Data entries:
#####
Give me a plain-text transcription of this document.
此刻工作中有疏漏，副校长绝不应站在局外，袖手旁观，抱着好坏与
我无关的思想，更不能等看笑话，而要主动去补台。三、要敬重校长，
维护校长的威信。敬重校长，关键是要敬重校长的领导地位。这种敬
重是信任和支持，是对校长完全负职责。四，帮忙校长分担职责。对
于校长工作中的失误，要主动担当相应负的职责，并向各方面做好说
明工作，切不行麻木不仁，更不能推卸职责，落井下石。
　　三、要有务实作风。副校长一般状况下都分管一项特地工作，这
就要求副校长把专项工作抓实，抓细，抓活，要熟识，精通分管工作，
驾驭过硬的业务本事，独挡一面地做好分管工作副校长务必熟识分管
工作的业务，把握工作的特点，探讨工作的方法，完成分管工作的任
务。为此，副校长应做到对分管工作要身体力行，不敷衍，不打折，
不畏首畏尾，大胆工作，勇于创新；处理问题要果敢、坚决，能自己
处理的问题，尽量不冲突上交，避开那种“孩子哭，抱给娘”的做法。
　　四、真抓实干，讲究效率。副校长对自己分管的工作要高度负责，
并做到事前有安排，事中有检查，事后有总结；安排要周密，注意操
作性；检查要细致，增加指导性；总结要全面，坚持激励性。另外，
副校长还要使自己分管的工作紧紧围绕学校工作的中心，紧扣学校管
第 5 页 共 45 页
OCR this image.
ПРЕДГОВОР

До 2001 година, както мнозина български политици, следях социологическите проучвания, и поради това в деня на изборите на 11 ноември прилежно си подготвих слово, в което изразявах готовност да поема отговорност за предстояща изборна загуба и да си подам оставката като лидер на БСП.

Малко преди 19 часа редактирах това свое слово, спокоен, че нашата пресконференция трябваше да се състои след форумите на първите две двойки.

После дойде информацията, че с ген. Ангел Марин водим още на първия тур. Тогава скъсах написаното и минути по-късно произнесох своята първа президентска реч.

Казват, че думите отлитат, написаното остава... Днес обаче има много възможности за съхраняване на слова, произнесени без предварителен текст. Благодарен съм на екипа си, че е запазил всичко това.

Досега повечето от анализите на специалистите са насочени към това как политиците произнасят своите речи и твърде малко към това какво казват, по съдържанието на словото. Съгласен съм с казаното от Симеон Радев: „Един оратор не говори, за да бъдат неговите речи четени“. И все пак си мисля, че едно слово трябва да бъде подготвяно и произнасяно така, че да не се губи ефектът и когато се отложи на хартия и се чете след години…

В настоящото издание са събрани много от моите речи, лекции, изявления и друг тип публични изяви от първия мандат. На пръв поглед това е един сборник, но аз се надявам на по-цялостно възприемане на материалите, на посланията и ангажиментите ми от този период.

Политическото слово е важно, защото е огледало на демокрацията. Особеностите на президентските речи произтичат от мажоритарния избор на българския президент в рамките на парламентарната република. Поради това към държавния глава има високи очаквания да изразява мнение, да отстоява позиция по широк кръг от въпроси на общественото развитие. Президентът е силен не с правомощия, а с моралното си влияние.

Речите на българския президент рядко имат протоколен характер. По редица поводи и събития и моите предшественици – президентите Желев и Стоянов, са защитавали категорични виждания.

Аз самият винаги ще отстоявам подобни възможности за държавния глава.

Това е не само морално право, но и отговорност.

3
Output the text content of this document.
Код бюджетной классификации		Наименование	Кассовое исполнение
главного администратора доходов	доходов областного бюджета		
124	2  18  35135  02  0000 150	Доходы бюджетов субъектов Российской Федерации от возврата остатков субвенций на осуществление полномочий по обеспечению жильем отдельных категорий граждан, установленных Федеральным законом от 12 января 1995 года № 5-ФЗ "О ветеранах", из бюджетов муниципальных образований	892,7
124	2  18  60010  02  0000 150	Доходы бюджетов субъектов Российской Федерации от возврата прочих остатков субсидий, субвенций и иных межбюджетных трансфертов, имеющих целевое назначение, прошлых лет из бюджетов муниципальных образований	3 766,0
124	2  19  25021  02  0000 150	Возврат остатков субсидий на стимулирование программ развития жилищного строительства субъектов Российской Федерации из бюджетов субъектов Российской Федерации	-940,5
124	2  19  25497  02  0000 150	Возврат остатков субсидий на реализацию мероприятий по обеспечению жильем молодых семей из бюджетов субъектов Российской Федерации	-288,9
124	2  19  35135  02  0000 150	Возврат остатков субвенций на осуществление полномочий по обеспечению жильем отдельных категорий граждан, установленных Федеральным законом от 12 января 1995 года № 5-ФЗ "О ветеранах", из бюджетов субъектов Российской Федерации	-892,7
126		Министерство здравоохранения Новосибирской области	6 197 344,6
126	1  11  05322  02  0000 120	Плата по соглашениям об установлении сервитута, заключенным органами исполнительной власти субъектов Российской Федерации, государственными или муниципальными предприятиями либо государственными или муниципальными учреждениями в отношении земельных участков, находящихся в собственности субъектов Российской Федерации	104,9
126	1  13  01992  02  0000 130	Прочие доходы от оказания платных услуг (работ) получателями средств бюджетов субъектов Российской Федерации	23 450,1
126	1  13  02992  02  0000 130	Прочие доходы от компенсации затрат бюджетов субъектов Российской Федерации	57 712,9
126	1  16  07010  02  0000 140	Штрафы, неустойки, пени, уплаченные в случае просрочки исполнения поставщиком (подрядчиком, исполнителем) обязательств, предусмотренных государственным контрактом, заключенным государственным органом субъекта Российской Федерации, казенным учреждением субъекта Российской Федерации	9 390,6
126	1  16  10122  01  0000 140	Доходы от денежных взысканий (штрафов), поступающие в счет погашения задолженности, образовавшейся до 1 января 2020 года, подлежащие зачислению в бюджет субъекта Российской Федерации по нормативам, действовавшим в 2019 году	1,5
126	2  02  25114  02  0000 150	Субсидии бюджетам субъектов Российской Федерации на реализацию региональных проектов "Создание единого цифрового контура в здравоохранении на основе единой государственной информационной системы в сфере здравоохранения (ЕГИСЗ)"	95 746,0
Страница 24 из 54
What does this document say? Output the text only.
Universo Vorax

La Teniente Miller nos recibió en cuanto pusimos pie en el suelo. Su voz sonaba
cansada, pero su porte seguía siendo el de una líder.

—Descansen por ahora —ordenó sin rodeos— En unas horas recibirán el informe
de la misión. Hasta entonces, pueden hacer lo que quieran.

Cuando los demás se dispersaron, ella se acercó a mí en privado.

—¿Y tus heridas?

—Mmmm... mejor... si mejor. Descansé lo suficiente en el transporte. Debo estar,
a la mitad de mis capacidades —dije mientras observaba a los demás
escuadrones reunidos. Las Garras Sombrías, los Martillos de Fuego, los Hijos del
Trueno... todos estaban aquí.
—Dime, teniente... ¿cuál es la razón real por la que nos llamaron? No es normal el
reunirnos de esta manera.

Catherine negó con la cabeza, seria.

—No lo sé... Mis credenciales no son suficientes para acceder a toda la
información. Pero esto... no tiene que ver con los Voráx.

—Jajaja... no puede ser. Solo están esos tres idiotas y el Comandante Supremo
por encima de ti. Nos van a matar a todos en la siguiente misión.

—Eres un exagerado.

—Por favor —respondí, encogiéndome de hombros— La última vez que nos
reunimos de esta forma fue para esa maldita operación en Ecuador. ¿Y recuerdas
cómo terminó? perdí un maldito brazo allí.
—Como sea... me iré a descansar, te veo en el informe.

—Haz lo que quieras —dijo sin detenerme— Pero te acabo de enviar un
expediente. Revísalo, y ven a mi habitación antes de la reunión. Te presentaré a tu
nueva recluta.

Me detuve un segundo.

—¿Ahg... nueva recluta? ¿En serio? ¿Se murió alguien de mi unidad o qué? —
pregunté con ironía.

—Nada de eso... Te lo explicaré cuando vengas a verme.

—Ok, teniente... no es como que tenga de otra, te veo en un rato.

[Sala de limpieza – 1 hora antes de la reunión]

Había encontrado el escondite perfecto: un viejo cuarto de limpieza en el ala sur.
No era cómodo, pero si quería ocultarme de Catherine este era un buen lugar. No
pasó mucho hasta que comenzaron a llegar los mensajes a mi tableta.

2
#####
Copy out each line of the records where the string "demás" appears.

- EXERCISE SOLUTION
Cuando los demás se dispersaron, ella se acercó a mí en privado.
a la mitad de mis capacidades —dije mientras observaba a los demás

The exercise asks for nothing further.